Chart and figure data:
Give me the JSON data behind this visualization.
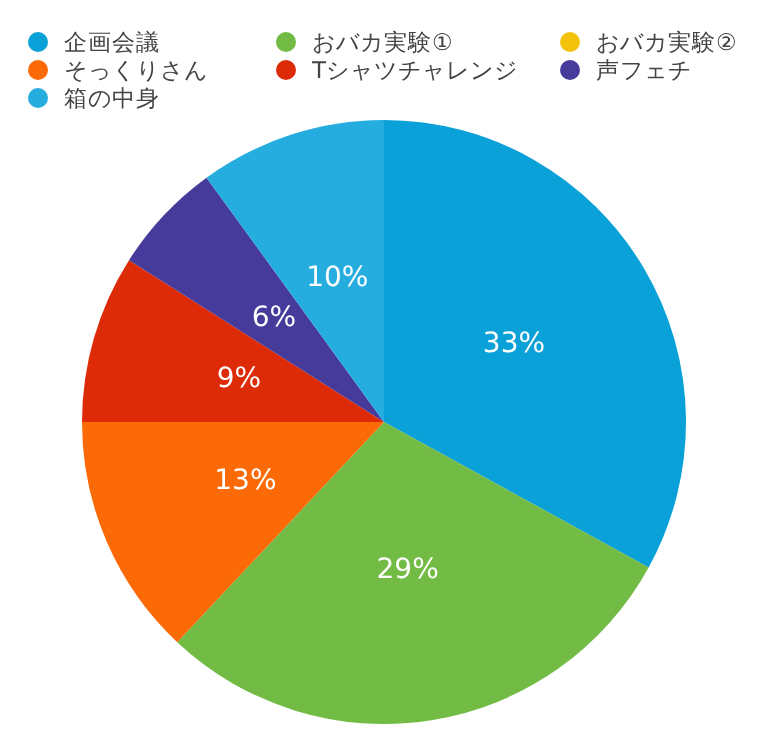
{
  "chart_data": {
    "type": "pie",
    "categories": [
      "企画会議",
      "おバカ実験①",
      "おバカ実験②",
      "そっくりさん",
      "Tシャツチャレンジ",
      "声フェチ",
      "箱の中身"
    ],
    "values": [
      33,
      29,
      0,
      13,
      9,
      6,
      10
    ],
    "colors": [
      "#0aa0d8",
      "#72bb44",
      "#f4c20d",
      "#fb6a06",
      "#dd2a07",
      "#463a9a",
      "#25ade0"
    ],
    "value_labels": [
      "33%",
      "29%",
      null,
      "13%",
      "9%",
      "6%",
      "10%"
    ],
    "legend": "top"
  }
}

Exercise goal: Reproduce the material above in full and without alteration, but skip all pictures.

The output:
Give me the JSON data behind this visualization.
{
  "chart_data": {
    "type": "pie",
    "categories": [
      "企画会議",
      "おバカ実験①",
      "おバカ実験②",
      "そっくりさん",
      "Tシャツチャレンジ",
      "声フェチ",
      "箱の中身"
    ],
    "values": [
      33,
      29,
      0,
      13,
      9,
      6,
      10
    ],
    "colors": [
      "#0aa0d8",
      "#72bb44",
      "#f4c20d",
      "#fb6a06",
      "#dd2a07",
      "#463a9a",
      "#25ade0"
    ],
    "value_labels": [
      "33%",
      "29%",
      null,
      "13%",
      "9%",
      "6%",
      "10%"
    ],
    "legend": "top"
  }
}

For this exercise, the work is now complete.